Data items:
#####

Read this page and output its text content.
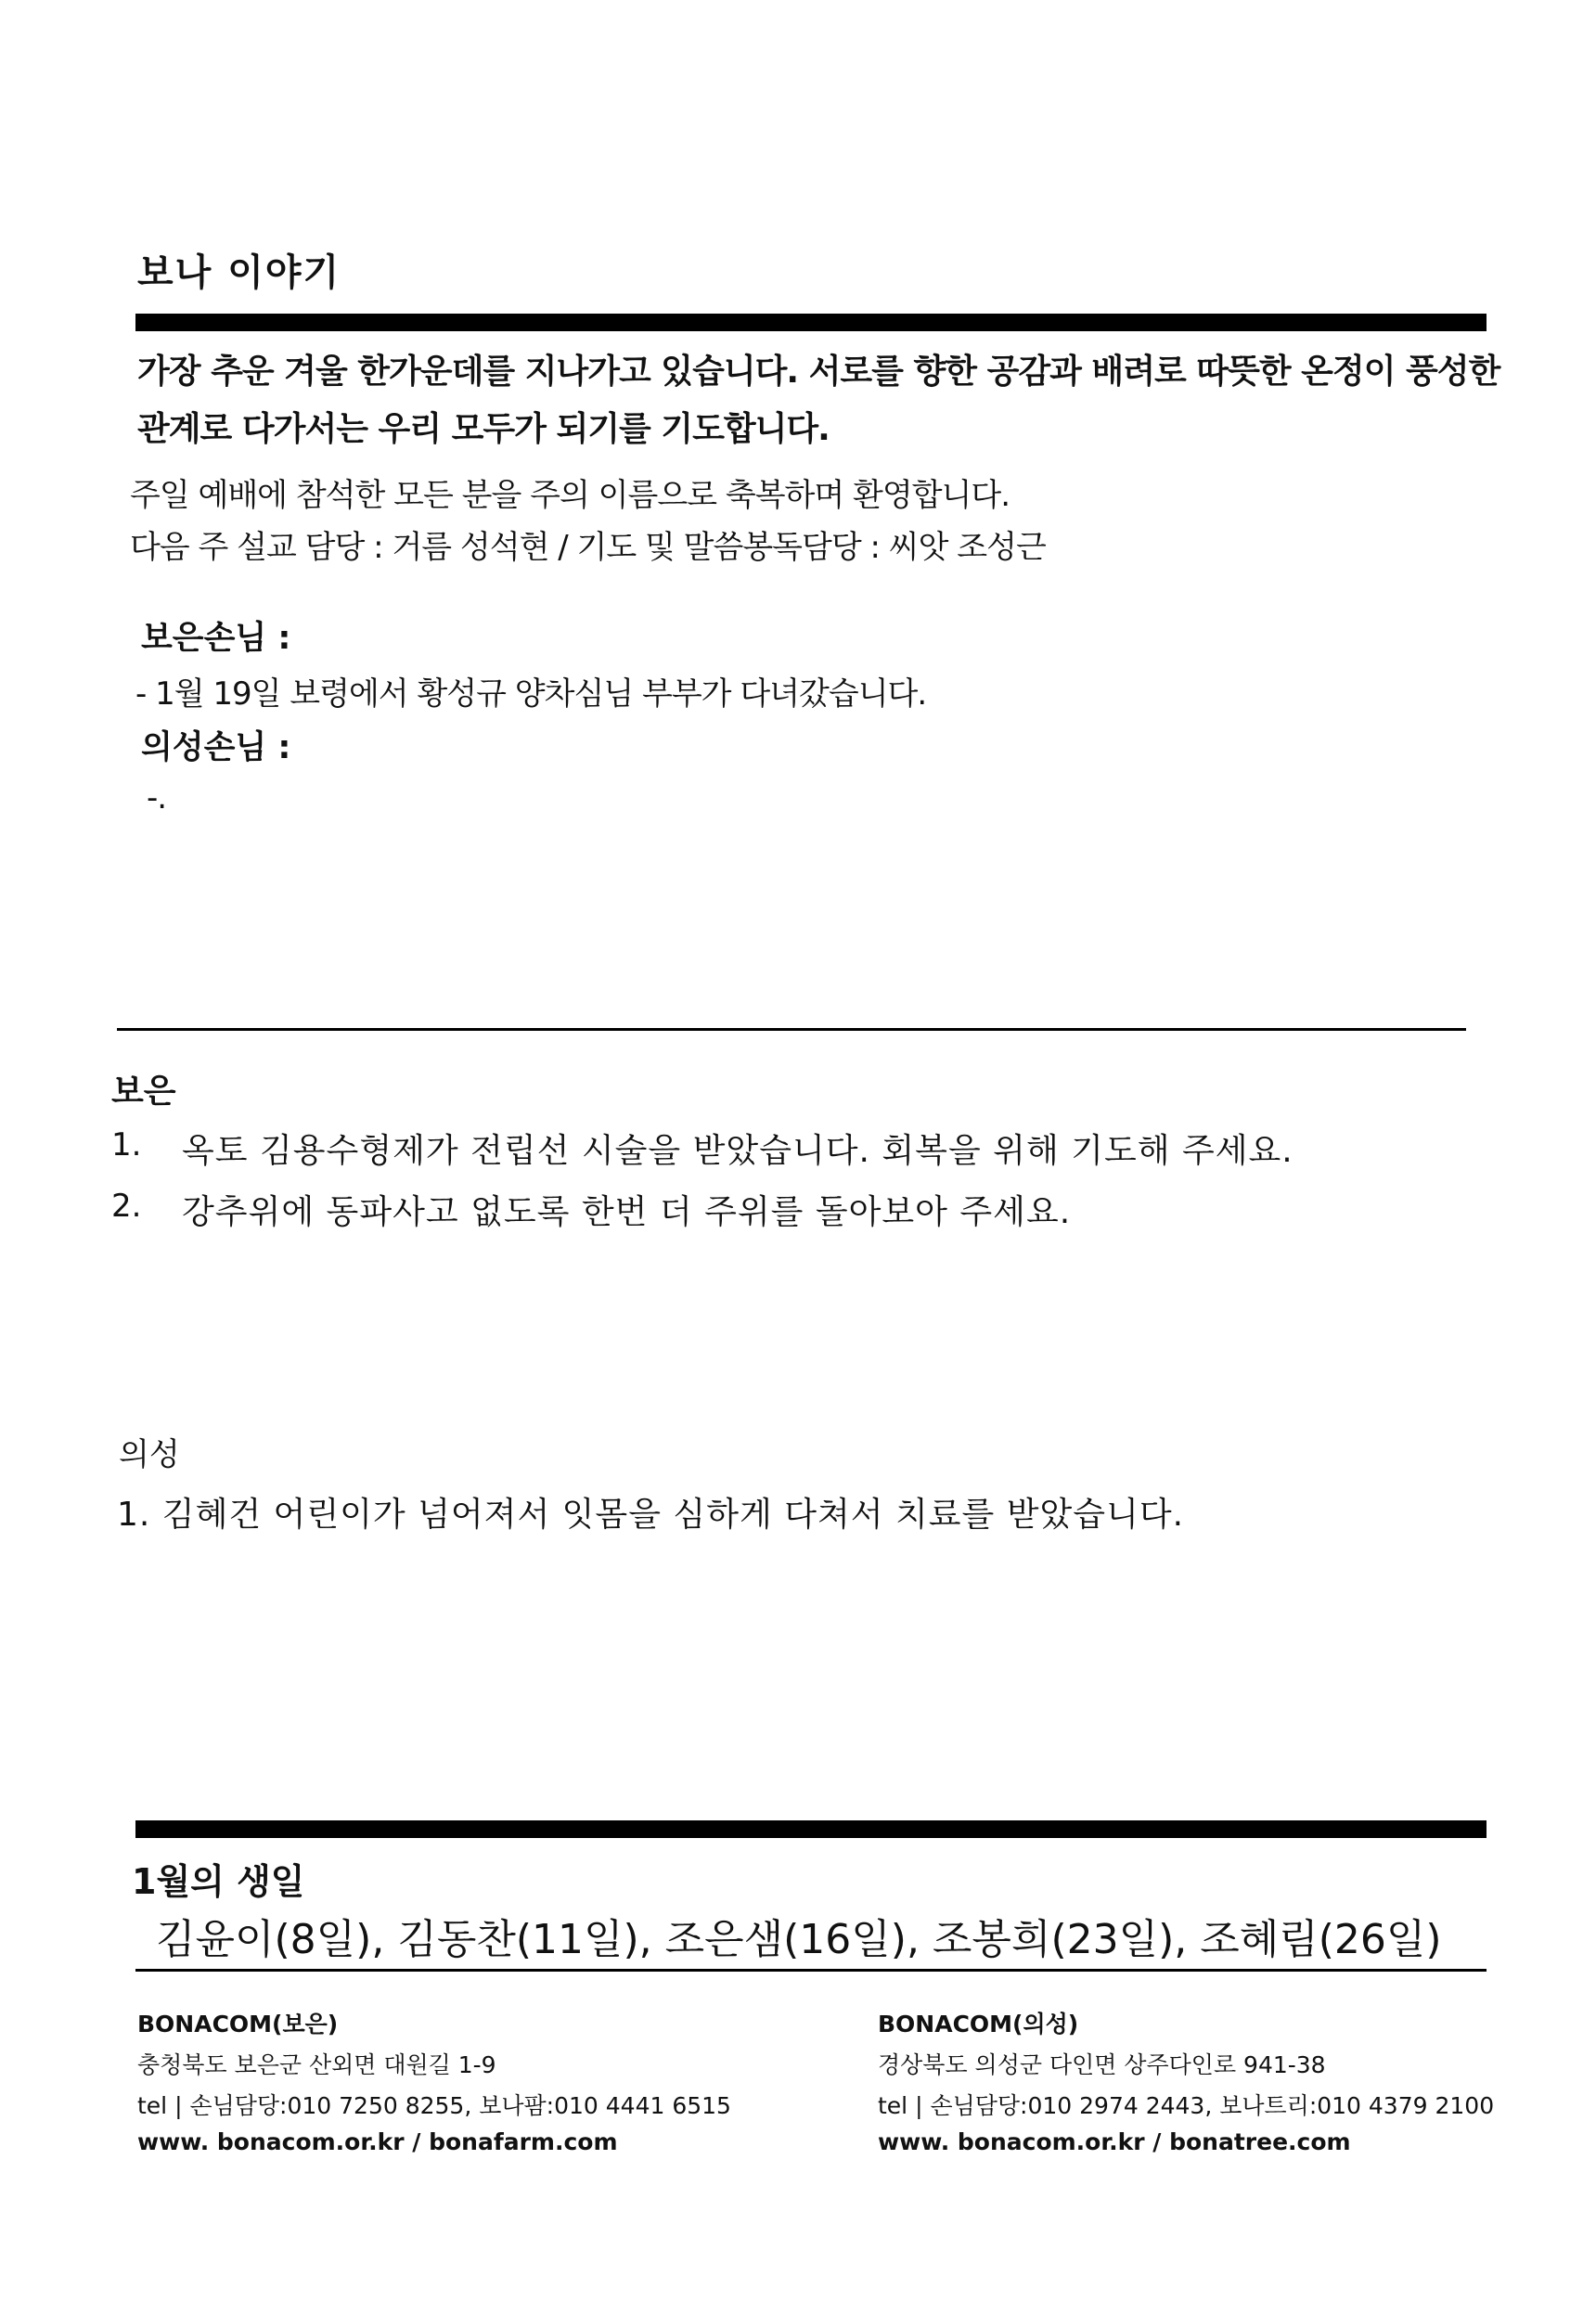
보나 이야기
가장 추운 겨울 한가운데를 지나가고 있습니다. 서로를 향한 공감과 배려로 따뜻한 온정이 풍성한
관계로 다가서는 우리 모두가 되기를 기도합니다.
주일 예배에 참석한 모든 분을 주의 이름으로 축복하며 환영합니다.
다음 주 설교 담당 : 거름 성석현 / 기도 및 말씀봉독담당 : 씨앗 조성근
보은손님 :
- 1월 19일 보령에서 황성규 양차심님 부부가 다녀갔습니다.
의성손님 :
-.
보은
1. 옥토 김용수형제가 전립선 시술을 받았습니다. 회복을 위해 기도해 주세요.
2. 강추위에 동파사고 없도록 한번 더 주위를 돌아보아 주세요.
의성
1. 김혜건 어린이가 넘어져서 잇몸을 심하게 다쳐서 치료를 받았습니다.
1월의 생일
김윤이(8일), 김동찬(11일), 조은샘(16일), 조봉희(23일), 조혜림(26일)
BONACOM(보은)
충청북도 보은군 산외면 대원길 1-9
tel | 손님담당:010 7250 8255, 보나팜:010 4441 6515
www. bonacom.or.kr / bonafarm.com
BONACOM(의성)
경상북도 의성군 다인면 상주다인로 941-38
tel | 손님담당:010 2974 2443, 보나트리:010 4379 2100
www. bonacom.or.kr / bonatree.com
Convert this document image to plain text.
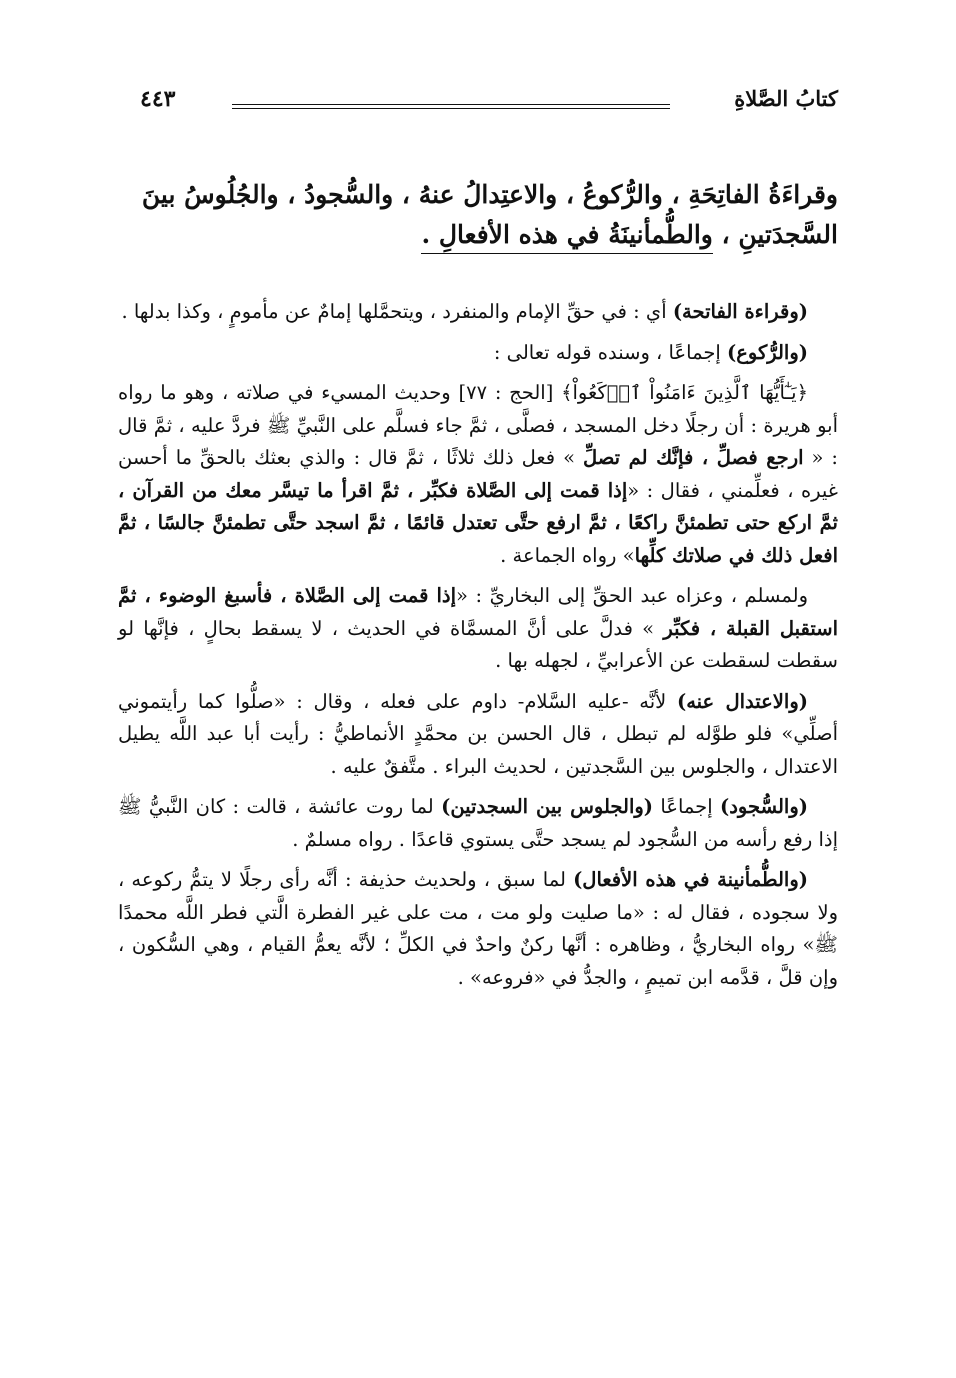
كتابُ الصَّلاةِ
٤٤٣
وقراءَةُ الفاتِحَةِ ، والرُّكوعُ ، والاعتِدالُ عنهُ ، والسُّجودُ ، والجُلُوسُ بينَ
السَّجدَتينِ ، والطُّمأنينَةُ في هذه الأفعالِ .

(وقراءة الفاتحة) أي : في حقِّ الإمام والمنفرد ، ويتحمَّلها إمامٌ عن مأمومٍ ، وكذا بدلها .

(والرُّكوع) إجماعًا ، وسنده قوله تعالى :

﴿يَـٰٓأَيُّهَا ٱلَّذِينَ ءَامَنُواْ ٱرۡكَعُواْ﴾ [الحج : ٧٧] وحديث المسيء في صلاته ، وهو ما رواه أبو هريرة : أن رجلًا دخل المسجد ، فصلَّى ، ثمَّ جاء فسلَّم على النَّبيِّ ﷺ فردَّ عليه ، ثمَّ قال : « ارجع فصلِّ ، فإنَّك لم تصلِّ » فعل ذلك ثلاثًا ، ثمَّ قال : والذي بعثك بالحقِّ ما أحسن غيره ، فعلِّمني ، فقال : «إذا قمت إلى الصَّلاة فكبِّر ، ثمَّ اقرأ ما تيسَّر معك من القرآن ، ثمَّ اركع حتى تطمئنَّ راكعًا ، ثمَّ ارفع حتَّى تعتدل قائمًا ، ثمَّ اسجد حتَّى تطمئنَّ جالسًا ، ثمَّ افعل ذلك في صلاتك كلِّها» رواه الجماعة .

ولمسلم ، وعزاه عبد الحقِّ إلى البخاريِّ : «إذا قمت إلى الصَّلاة ، فأسبغ الوضوء ، ثمَّ استقبل القبلة ، فكبِّر » فدلَّ على أنَّ المسمَّاة في الحديث ، لا يسقط بحالٍ ، فإنَّها لو سقطت لسقطت عن الأعرابيِّ ، لجهله بها .

(والاعتدال عنه) لأنَّه -عليه السَّلام- داوم على فعله ، وقال : «صلُّوا كما رأيتموني أصلِّي» فلو طوَّله لم تبطل ، قال الحسن بن محمَّدٍ الأنماطيُّ : رأيت أبا عبد اللَّه يطيل الاعتدال ، والجلوس بين السَّجدتين ، لحديث البراء . متَّفقٌ عليه .

(والسُّجود) إجماعًا (والجلوس بين السجدتين) لما روت عائشة ، قالت : كان النَّبيُّ ﷺ إذا رفع رأسه من السُّجود لم يسجد حتَّى يستوي قاعدًا . رواه مسلمٌ .

(والطُّمأنينة في هذه الأفعال) لما سبق ، ولحديث حذيفة : أنَّه رأى رجلًا لا يتمُّ ركوعه ، ولا سجوده ، فقال له : «ما صليت ولو مت ، مت على غير الفطرة الَّتي فطر اللَّه محمدًا ﷺ» رواه البخاريُّ ، وظاهره : أنَّها ركنٌ واحدٌ في الكلِّ ؛ لأنَّه يعمُّ القيام ، وهي السُّكون ، وإن قلَّ ، قدَّمه ابن تميمٍ ، والجدُّ في «فروعه» .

#####

### Problem requirements
Pictures in the records should not appear in your copy, but everything else must be transcribed exactly.

### Result
Read this page and output its text content.
보나 이야기
가장 추운 겨울 한가운데를 지나가고 있습니다. 서로를 향한 공감과 배려로 따뜻한 온정이 풍성한
관계로 다가서는 우리 모두가 되기를 기도합니다.
주일 예배에 참석한 모든 분을 주의 이름으로 축복하며 환영합니다.
다음 주 설교 담당 : 거름 성석현 / 기도 및 말씀봉독담당 : 씨앗 조성근
보은손님 :
- 1월 19일 보령에서 황성규 양차심님 부부가 다녀갔습니다.
의성손님 :
-.
보은
1. 옥토 김용수형제가 전립선 시술을 받았습니다. 회복을 위해 기도해 주세요.
2. 강추위에 동파사고 없도록 한번 더 주위를 돌아보아 주세요.
의성
1. 김혜건 어린이가 넘어져서 잇몸을 심하게 다쳐서 치료를 받았습니다.
1월의 생일
김윤이(8일), 김동찬(11일), 조은샘(16일), 조봉희(23일), 조혜림(26일)
BONACOM(보은)
충청북도 보은군 산외면 대원길 1-9
tel | 손님담당:010 7250 8255, 보나팜:010 4441 6515
www. bonacom.or.kr / bonafarm.com
BONACOM(의성)
경상북도 의성군 다인면 상주다인로 941-38
tel | 손님담당:010 2974 2443, 보나트리:010 4379 2100
www. bonacom.or.kr / bonatree.com
Convert this document image to plain text.
كتابُ الصَّلاةِ
٤٤٣
وقراءَةُ الفاتِحَةِ ، والرُّكوعُ ، والاعتِدالُ عنهُ ، والسُّجودُ ، والجُلُوسُ بينَ
السَّجدَتينِ ، والطُّمأنينَةُ في هذه الأفعالِ .

(وقراءة الفاتحة) أي : في حقِّ الإمام والمنفرد ، ويتحمَّلها إمامٌ عن مأمومٍ ، وكذا بدلها .

(والرُّكوع) إجماعًا ، وسنده قوله تعالى :

﴿يَـٰٓأَيُّهَا ٱلَّذِينَ ءَامَنُواْ ٱرۡكَعُواْ﴾ [الحج : ٧٧] وحديث المسيء في صلاته ، وهو ما رواه أبو هريرة : أن رجلًا دخل المسجد ، فصلَّى ، ثمَّ جاء فسلَّم على النَّبيِّ ﷺ فردَّ عليه ، ثمَّ قال : « ارجع فصلِّ ، فإنَّك لم تصلِّ » فعل ذلك ثلاثًا ، ثمَّ قال : والذي بعثك بالحقِّ ما أحسن غيره ، فعلِّمني ، فقال : «إذا قمت إلى الصَّلاة فكبِّر ، ثمَّ اقرأ ما تيسَّر معك من القرآن ، ثمَّ اركع حتى تطمئنَّ راكعًا ، ثمَّ ارفع حتَّى تعتدل قائمًا ، ثمَّ اسجد حتَّى تطمئنَّ جالسًا ، ثمَّ افعل ذلك في صلاتك كلِّها» رواه الجماعة .

ولمسلم ، وعزاه عبد الحقِّ إلى البخاريِّ : «إذا قمت إلى الصَّلاة ، فأسبغ الوضوء ، ثمَّ استقبل القبلة ، فكبِّر » فدلَّ على أنَّ المسمَّاة في الحديث ، لا يسقط بحالٍ ، فإنَّها لو سقطت لسقطت عن الأعرابيِّ ، لجهله بها .

(والاعتدال عنه) لأنَّه -عليه السَّلام- داوم على فعله ، وقال : «صلُّوا كما رأيتموني أصلِّي» فلو طوَّله لم تبطل ، قال الحسن بن محمَّدٍ الأنماطيُّ : رأيت أبا عبد اللَّه يطيل الاعتدال ، والجلوس بين السَّجدتين ، لحديث البراء . متَّفقٌ عليه .

(والسُّجود) إجماعًا (والجلوس بين السجدتين) لما روت عائشة ، قالت : كان النَّبيُّ ﷺ إذا رفع رأسه من السُّجود لم يسجد حتَّى يستوي قاعدًا . رواه مسلمٌ .

(والطُّمأنينة في هذه الأفعال) لما سبق ، ولحديث حذيفة : أنَّه رأى رجلًا لا يتمُّ ركوعه ، ولا سجوده ، فقال له : «ما صليت ولو مت ، مت على غير الفطرة الَّتي فطر اللَّه محمدًا ﷺ» رواه البخاريُّ ، وظاهره : أنَّها ركنٌ واحدٌ في الكلِّ ؛ لأنَّه يعمُّ القيام ، وهي السُّكون ، وإن قلَّ ، قدَّمه ابن تميمٍ ، والجدُّ في «فروعه» .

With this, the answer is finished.